Leave out the pictures and copy every record exactly.

**Extracted material:**
• • • • • • •

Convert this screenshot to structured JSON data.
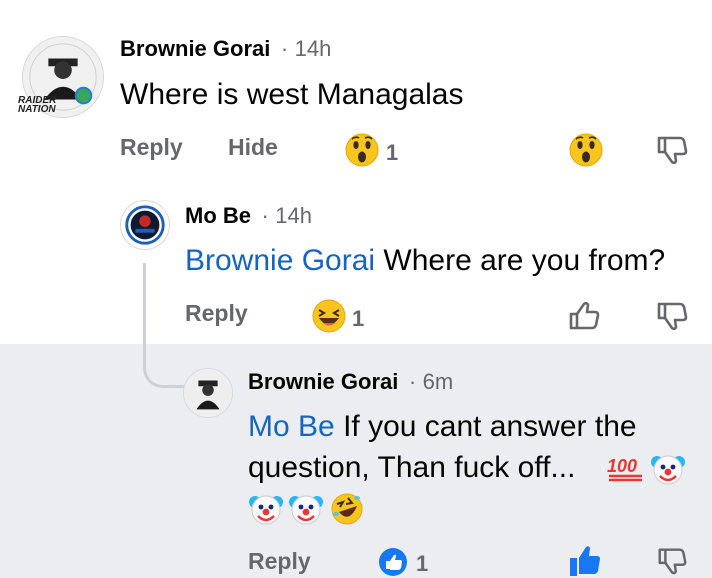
{
  "colors": {
    "mention": "#1565c0",
    "secondary_text": "#65676b",
    "highlight_bg": "#ebedf0",
    "like_blue": "#1877f2"
  },
  "comment1": {
    "author": "Brownie Gorai",
    "time": "14h",
    "text": "Where is west Managalas",
    "avatar_caption": "RAIDER NATION",
    "reply_label": "Reply",
    "hide_label": "Hide",
    "reaction_icon": "wow-emoji-icon",
    "reaction_count": "1"
  },
  "comment2": {
    "author": "Mo Be",
    "time": "14h",
    "mention": "Brownie Gorai",
    "text": "Where are you from?",
    "reply_label": "Reply",
    "reaction_icon": "haha-emoji-icon",
    "reaction_count": "1"
  },
  "comment3": {
    "author": "Brownie Gorai",
    "time": "6m",
    "mention": "Mo Be",
    "text_line1": "If you cant answer the",
    "text_line2": "question,  Than fuck off...",
    "emojis": [
      "hundred-points-emoji",
      "clown-emoji",
      "clown-emoji",
      "clown-emoji",
      "rofl-emoji"
    ],
    "reply_label": "Reply",
    "reaction_icon": "like-reaction-icon",
    "reaction_count": "1"
  },
  "separator": "·"
}
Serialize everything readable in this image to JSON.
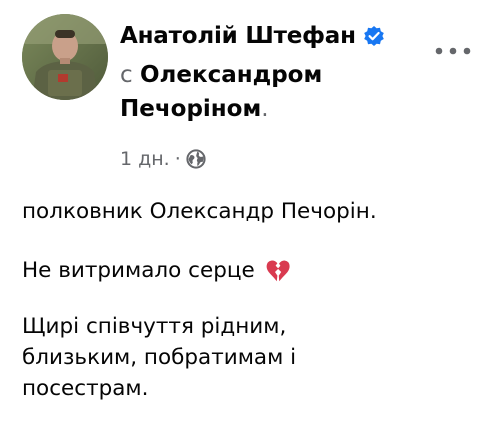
{
  "post": {
    "author": "Анатолій Штефан",
    "with_word": "с",
    "tagged_line1": "Олександром",
    "tagged_line2": "Печоріном",
    "trailing_dot": ".",
    "time": "1 дн.",
    "time_separator": "·",
    "paragraphs": {
      "p1": "полковник Олександр Печорін.",
      "p2": "Не витримало серце",
      "p3_line1": "Щирі співчуття рідним,",
      "p3_line2": "близьким, побратимам і",
      "p3_line3": "посестрам."
    }
  },
  "icons": {
    "verified": "verified-badge-icon",
    "audience": "globe-icon",
    "more": "more-options-icon",
    "emoji": "broken-heart-icon"
  },
  "colors": {
    "text": "#050505",
    "secondary": "#65676b",
    "verified": "#1877f2",
    "heart": "#e0245e"
  }
}
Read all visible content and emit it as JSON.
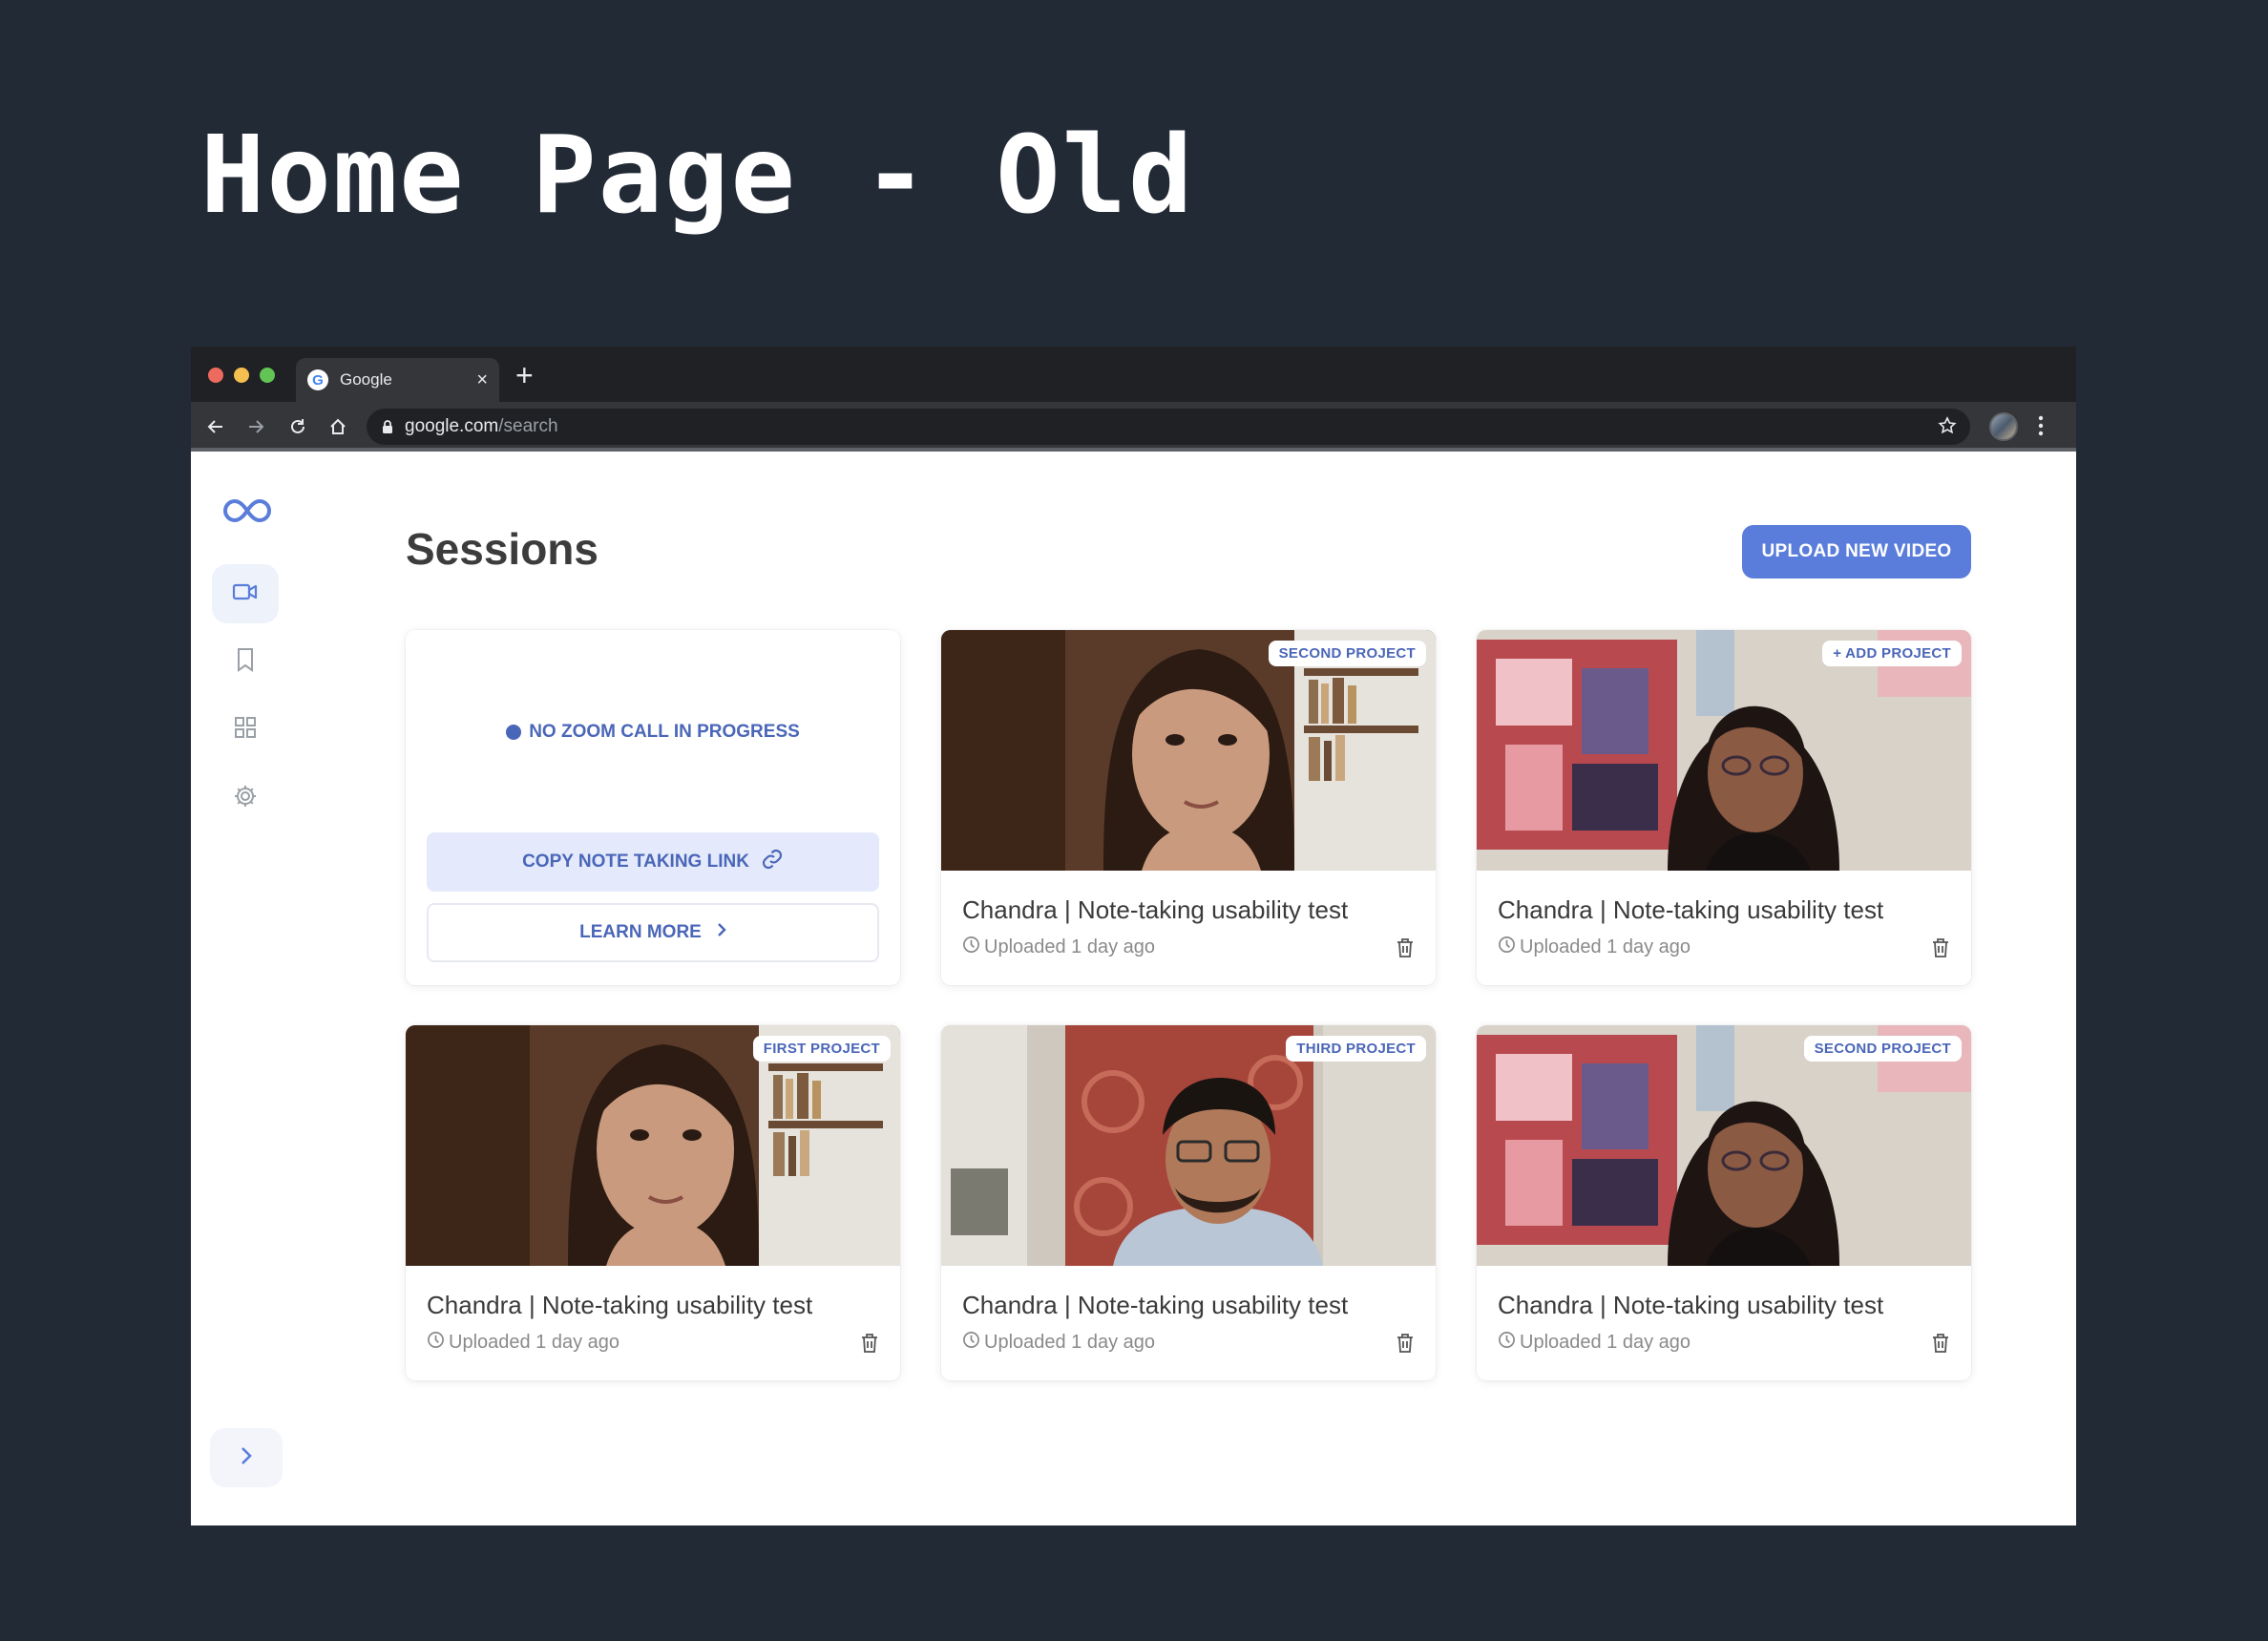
{
  "slide": {
    "title": "Home Page - Old"
  },
  "browser": {
    "tab_title": "Google",
    "favicon_letter": "G",
    "new_tab_symbol": "+",
    "close_symbol": "×",
    "url_host": "google.com",
    "url_path": "/search"
  },
  "app": {
    "page_title": "Sessions",
    "upload_label": "UPLOAD NEW VIDEO",
    "sidebar": [
      {
        "name": "videos",
        "icon": "video-icon",
        "active": true
      },
      {
        "name": "bookmarks",
        "icon": "bookmark-icon",
        "active": false
      },
      {
        "name": "projects",
        "icon": "grid-icon",
        "active": false
      },
      {
        "name": "settings",
        "icon": "gear-icon",
        "active": false
      }
    ],
    "zoom_card": {
      "status": "NO ZOOM CALL IN PROGRESS",
      "copy_label": "COPY NOTE TAKING LINK",
      "learn_label": "LEARN MORE"
    },
    "sessions": [
      {
        "badge": "SECOND PROJECT",
        "title": "Chandra | Note-taking usability test",
        "meta": "Uploaded 1 day ago",
        "thumb": "woman-bookshelf"
      },
      {
        "badge": "+ ADD PROJECT",
        "title": "Chandra | Note-taking usability test",
        "meta": "Uploaded 1 day ago",
        "thumb": "woman-art"
      },
      {
        "badge": "FIRST PROJECT",
        "title": "Chandra | Note-taking usability test",
        "meta": "Uploaded 1 day ago",
        "thumb": "woman-bookshelf"
      },
      {
        "badge": "THIRD PROJECT",
        "title": "Chandra | Note-taking usability test",
        "meta": "Uploaded 1 day ago",
        "thumb": "man-curtain"
      },
      {
        "badge": "SECOND PROJECT",
        "title": "Chandra | Note-taking usability test",
        "meta": "Uploaded 1 day ago",
        "thumb": "woman-art"
      }
    ]
  },
  "colors": {
    "background": "#222a36",
    "accent": "#5a7ddb",
    "accent_text": "#4a66b8"
  }
}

• • • • • • •

**Exercise result:**
Convert this screenshot to structured JSON data.
{
  "colors": {
    "mention": "#1565c0",
    "secondary_text": "#65676b",
    "highlight_bg": "#ebedf0",
    "like_blue": "#1877f2"
  },
  "comment1": {
    "author": "Brownie Gorai",
    "time": "14h",
    "text": "Where is west Managalas",
    "avatar_caption": "RAIDER NATION",
    "reply_label": "Reply",
    "hide_label": "Hide",
    "reaction_icon": "wow-emoji-icon",
    "reaction_count": "1"
  },
  "comment2": {
    "author": "Mo Be",
    "time": "14h",
    "mention": "Brownie Gorai",
    "text": "Where are you from?",
    "reply_label": "Reply",
    "reaction_icon": "haha-emoji-icon",
    "reaction_count": "1"
  },
  "comment3": {
    "author": "Brownie Gorai",
    "time": "6m",
    "mention": "Mo Be",
    "text_line1": "If you cant answer the",
    "text_line2": "question,  Than fuck off...",
    "emojis": [
      "hundred-points-emoji",
      "clown-emoji",
      "clown-emoji",
      "clown-emoji",
      "rofl-emoji"
    ],
    "reply_label": "Reply",
    "reaction_icon": "like-reaction-icon",
    "reaction_count": "1"
  },
  "separator": "·"
}
Serialize everything readable in this image to JSON.
{
  "post": {
    "author": "Анатолій Штефан",
    "with_word": "с",
    "tagged_line1": "Олександром",
    "tagged_line2": "Печоріном",
    "trailing_dot": ".",
    "time": "1 дн.",
    "time_separator": "·",
    "paragraphs": {
      "p1": "полковник Олександр Печорін.",
      "p2": "Не витримало серце",
      "p3_line1": "Щирі співчуття рідним,",
      "p3_line2": "близьким, побратимам і",
      "p3_line3": "посестрам."
    }
  },
  "icons": {
    "verified": "verified-badge-icon",
    "audience": "globe-icon",
    "more": "more-options-icon",
    "emoji": "broken-heart-icon"
  },
  "colors": {
    "text": "#050505",
    "secondary": "#65676b",
    "verified": "#1877f2",
    "heart": "#e0245e"
  }
}
Read all visible content and emit it as JSON.
{
  "slide": {
    "title": "Home Page - Old"
  },
  "browser": {
    "tab_title": "Google",
    "favicon_letter": "G",
    "new_tab_symbol": "+",
    "close_symbol": "×",
    "url_host": "google.com",
    "url_path": "/search"
  },
  "app": {
    "page_title": "Sessions",
    "upload_label": "UPLOAD NEW VIDEO",
    "sidebar": [
      {
        "name": "videos",
        "icon": "video-icon",
        "active": true
      },
      {
        "name": "bookmarks",
        "icon": "bookmark-icon",
        "active": false
      },
      {
        "name": "projects",
        "icon": "grid-icon",
        "active": false
      },
      {
        "name": "settings",
        "icon": "gear-icon",
        "active": false
      }
    ],
    "zoom_card": {
      "status": "NO ZOOM CALL IN PROGRESS",
      "copy_label": "COPY NOTE TAKING LINK",
      "learn_label": "LEARN MORE"
    },
    "sessions": [
      {
        "badge": "SECOND PROJECT",
        "title": "Chandra | Note-taking usability test",
        "meta": "Uploaded 1 day ago",
        "thumb": "woman-bookshelf"
      },
      {
        "badge": "+ ADD PROJECT",
        "title": "Chandra | Note-taking usability test",
        "meta": "Uploaded 1 day ago",
        "thumb": "woman-art"
      },
      {
        "badge": "FIRST PROJECT",
        "title": "Chandra | Note-taking usability test",
        "meta": "Uploaded 1 day ago",
        "thumb": "woman-bookshelf"
      },
      {
        "badge": "THIRD PROJECT",
        "title": "Chandra | Note-taking usability test",
        "meta": "Uploaded 1 day ago",
        "thumb": "man-curtain"
      },
      {
        "badge": "SECOND PROJECT",
        "title": "Chandra | Note-taking usability test",
        "meta": "Uploaded 1 day ago",
        "thumb": "woman-art"
      }
    ]
  },
  "colors": {
    "background": "#222a36",
    "accent": "#5a7ddb",
    "accent_text": "#4a66b8"
  }
}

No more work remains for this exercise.